**** MATERIALS PROVIDED
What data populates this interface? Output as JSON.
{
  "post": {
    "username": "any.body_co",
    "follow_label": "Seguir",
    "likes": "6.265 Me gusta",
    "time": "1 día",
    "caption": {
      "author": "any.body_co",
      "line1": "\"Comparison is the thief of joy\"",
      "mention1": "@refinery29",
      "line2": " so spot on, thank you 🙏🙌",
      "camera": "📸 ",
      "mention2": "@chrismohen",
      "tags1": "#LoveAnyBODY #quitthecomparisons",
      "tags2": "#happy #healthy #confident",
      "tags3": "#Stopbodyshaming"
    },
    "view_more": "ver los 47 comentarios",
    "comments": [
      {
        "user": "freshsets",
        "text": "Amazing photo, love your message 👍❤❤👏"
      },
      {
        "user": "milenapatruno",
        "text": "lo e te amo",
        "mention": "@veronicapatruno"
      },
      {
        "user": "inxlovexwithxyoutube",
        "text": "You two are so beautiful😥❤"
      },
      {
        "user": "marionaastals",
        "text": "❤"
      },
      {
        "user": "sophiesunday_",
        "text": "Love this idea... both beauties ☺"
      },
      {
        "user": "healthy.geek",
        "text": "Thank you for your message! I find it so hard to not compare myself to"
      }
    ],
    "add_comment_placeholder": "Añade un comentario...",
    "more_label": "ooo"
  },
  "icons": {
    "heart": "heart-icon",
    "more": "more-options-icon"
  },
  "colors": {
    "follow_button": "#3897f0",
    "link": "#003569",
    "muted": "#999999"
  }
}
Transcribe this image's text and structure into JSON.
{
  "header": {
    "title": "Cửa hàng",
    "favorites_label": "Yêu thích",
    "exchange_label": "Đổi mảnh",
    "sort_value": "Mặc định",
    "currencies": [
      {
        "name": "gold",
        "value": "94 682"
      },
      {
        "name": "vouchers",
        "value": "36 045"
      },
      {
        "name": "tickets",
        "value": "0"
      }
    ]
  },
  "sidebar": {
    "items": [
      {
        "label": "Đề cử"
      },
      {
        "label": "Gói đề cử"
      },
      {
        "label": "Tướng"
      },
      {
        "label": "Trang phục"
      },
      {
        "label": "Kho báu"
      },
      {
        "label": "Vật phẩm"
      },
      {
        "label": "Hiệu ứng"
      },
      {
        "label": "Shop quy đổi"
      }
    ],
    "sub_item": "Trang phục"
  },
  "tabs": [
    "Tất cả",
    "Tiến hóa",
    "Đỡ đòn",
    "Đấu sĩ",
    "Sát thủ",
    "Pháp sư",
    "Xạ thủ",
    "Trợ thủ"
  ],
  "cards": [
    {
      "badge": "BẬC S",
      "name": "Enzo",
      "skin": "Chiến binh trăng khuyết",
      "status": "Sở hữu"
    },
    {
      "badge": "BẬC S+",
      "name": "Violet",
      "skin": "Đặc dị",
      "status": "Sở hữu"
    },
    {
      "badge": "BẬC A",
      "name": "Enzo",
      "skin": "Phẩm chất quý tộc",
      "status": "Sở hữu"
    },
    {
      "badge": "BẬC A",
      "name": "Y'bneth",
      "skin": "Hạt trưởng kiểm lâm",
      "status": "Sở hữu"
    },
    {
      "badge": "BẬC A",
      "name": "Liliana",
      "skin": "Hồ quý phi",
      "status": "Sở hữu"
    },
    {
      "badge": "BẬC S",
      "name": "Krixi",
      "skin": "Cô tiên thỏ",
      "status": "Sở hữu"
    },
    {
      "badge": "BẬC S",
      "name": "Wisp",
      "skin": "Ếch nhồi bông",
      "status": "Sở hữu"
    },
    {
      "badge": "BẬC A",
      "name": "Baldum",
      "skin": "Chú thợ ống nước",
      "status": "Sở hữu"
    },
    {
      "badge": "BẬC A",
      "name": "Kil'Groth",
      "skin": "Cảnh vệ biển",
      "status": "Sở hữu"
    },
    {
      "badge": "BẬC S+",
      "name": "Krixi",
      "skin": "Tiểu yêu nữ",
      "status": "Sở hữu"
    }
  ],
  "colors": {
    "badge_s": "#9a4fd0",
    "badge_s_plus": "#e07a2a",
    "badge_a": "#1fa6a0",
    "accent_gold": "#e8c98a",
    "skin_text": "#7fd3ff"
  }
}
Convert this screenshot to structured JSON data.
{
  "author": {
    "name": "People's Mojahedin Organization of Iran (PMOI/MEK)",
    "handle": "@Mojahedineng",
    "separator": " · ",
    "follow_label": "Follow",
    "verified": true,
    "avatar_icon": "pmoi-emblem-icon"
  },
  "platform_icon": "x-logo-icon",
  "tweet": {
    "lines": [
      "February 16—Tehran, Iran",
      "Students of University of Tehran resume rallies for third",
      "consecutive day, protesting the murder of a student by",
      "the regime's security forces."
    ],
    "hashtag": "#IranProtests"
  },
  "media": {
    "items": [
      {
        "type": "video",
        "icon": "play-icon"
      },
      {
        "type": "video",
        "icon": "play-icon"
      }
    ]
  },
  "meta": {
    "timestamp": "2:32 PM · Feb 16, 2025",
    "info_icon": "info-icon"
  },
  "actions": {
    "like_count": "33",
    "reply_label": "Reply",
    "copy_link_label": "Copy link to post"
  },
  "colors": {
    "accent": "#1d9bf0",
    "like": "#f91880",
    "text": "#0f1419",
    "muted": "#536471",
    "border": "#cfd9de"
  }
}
********
* WRITTEN INSTRUCTION: All entries shown above should be printed again exactly.

* PROBLEM SOLUTION:
What data populates this interface? Output as JSON.
{
  "post": {
    "username": "any.body_co",
    "follow_label": "Seguir",
    "likes": "6.265 Me gusta",
    "time": "1 día",
    "caption": {
      "author": "any.body_co",
      "line1": "\"Comparison is the thief of joy\"",
      "mention1": "@refinery29",
      "line2": " so spot on, thank you 🙏🙌",
      "camera": "📸 ",
      "mention2": "@chrismohen",
      "tags1": "#LoveAnyBODY #quitthecomparisons",
      "tags2": "#happy #healthy #confident",
      "tags3": "#Stopbodyshaming"
    },
    "view_more": "ver los 47 comentarios",
    "comments": [
      {
        "user": "freshsets",
        "text": "Amazing photo, love your message 👍❤❤👏"
      },
      {
        "user": "milenapatruno",
        "text": "lo e te amo",
        "mention": "@veronicapatruno"
      },
      {
        "user": "inxlovexwithxyoutube",
        "text": "You two are so beautiful😥❤"
      },
      {
        "user": "marionaastals",
        "text": "❤"
      },
      {
        "user": "sophiesunday_",
        "text": "Love this idea... both beauties ☺"
      },
      {
        "user": "healthy.geek",
        "text": "Thank you for your message! I find it so hard to not compare myself to"
      }
    ],
    "add_comment_placeholder": "Añade un comentario...",
    "more_label": "ooo"
  },
  "icons": {
    "heart": "heart-icon",
    "more": "more-options-icon"
  },
  "colors": {
    "follow_button": "#3897f0",
    "link": "#003569",
    "muted": "#999999"
  }
}
Transcribe this image's text and structure into JSON.
{
  "header": {
    "title": "Cửa hàng",
    "favorites_label": "Yêu thích",
    "exchange_label": "Đổi mảnh",
    "sort_value": "Mặc định",
    "currencies": [
      {
        "name": "gold",
        "value": "94 682"
      },
      {
        "name": "vouchers",
        "value": "36 045"
      },
      {
        "name": "tickets",
        "value": "0"
      }
    ]
  },
  "sidebar": {
    "items": [
      {
        "label": "Đề cử"
      },
      {
        "label": "Gói đề cử"
      },
      {
        "label": "Tướng"
      },
      {
        "label": "Trang phục"
      },
      {
        "label": "Kho báu"
      },
      {
        "label": "Vật phẩm"
      },
      {
        "label": "Hiệu ứng"
      },
      {
        "label": "Shop quy đổi"
      }
    ],
    "sub_item": "Trang phục"
  },
  "tabs": [
    "Tất cả",
    "Tiến hóa",
    "Đỡ đòn",
    "Đấu sĩ",
    "Sát thủ",
    "Pháp sư",
    "Xạ thủ",
    "Trợ thủ"
  ],
  "cards": [
    {
      "badge": "BẬC S",
      "name": "Enzo",
      "skin": "Chiến binh trăng khuyết",
      "status": "Sở hữu"
    },
    {
      "badge": "BẬC S+",
      "name": "Violet",
      "skin": "Đặc dị",
      "status": "Sở hữu"
    },
    {
      "badge": "BẬC A",
      "name": "Enzo",
      "skin": "Phẩm chất quý tộc",
      "status": "Sở hữu"
    },
    {
      "badge": "BẬC A",
      "name": "Y'bneth",
      "skin": "Hạt trưởng kiểm lâm",
      "status": "Sở hữu"
    },
    {
      "badge": "BẬC A",
      "name": "Liliana",
      "skin": "Hồ quý phi",
      "status": "Sở hữu"
    },
    {
      "badge": "BẬC S",
      "name": "Krixi",
      "skin": "Cô tiên thỏ",
      "status": "Sở hữu"
    },
    {
      "badge": "BẬC S",
      "name": "Wisp",
      "skin": "Ếch nhồi bông",
      "status": "Sở hữu"
    },
    {
      "badge": "BẬC A",
      "name": "Baldum",
      "skin": "Chú thợ ống nước",
      "status": "Sở hữu"
    },
    {
      "badge": "BẬC A",
      "name": "Kil'Groth",
      "skin": "Cảnh vệ biển",
      "status": "Sở hữu"
    },
    {
      "badge": "BẬC S+",
      "name": "Krixi",
      "skin": "Tiểu yêu nữ",
      "status": "Sở hữu"
    }
  ],
  "colors": {
    "badge_s": "#9a4fd0",
    "badge_s_plus": "#e07a2a",
    "badge_a": "#1fa6a0",
    "accent_gold": "#e8c98a",
    "skin_text": "#7fd3ff"
  }
}
Convert this screenshot to structured JSON data.
{
  "author": {
    "name": "People's Mojahedin Organization of Iran (PMOI/MEK)",
    "handle": "@Mojahedineng",
    "separator": " · ",
    "follow_label": "Follow",
    "verified": true,
    "avatar_icon": "pmoi-emblem-icon"
  },
  "platform_icon": "x-logo-icon",
  "tweet": {
    "lines": [
      "February 16—Tehran, Iran",
      "Students of University of Tehran resume rallies for third",
      "consecutive day, protesting the murder of a student by",
      "the regime's security forces."
    ],
    "hashtag": "#IranProtests"
  },
  "media": {
    "items": [
      {
        "type": "video",
        "icon": "play-icon"
      },
      {
        "type": "video",
        "icon": "play-icon"
      }
    ]
  },
  "meta": {
    "timestamp": "2:32 PM · Feb 16, 2025",
    "info_icon": "info-icon"
  },
  "actions": {
    "like_count": "33",
    "reply_label": "Reply",
    "copy_link_label": "Copy link to post"
  },
  "colors": {
    "accent": "#1d9bf0",
    "like": "#f91880",
    "text": "#0f1419",
    "muted": "#536471",
    "border": "#cfd9de"
  }
}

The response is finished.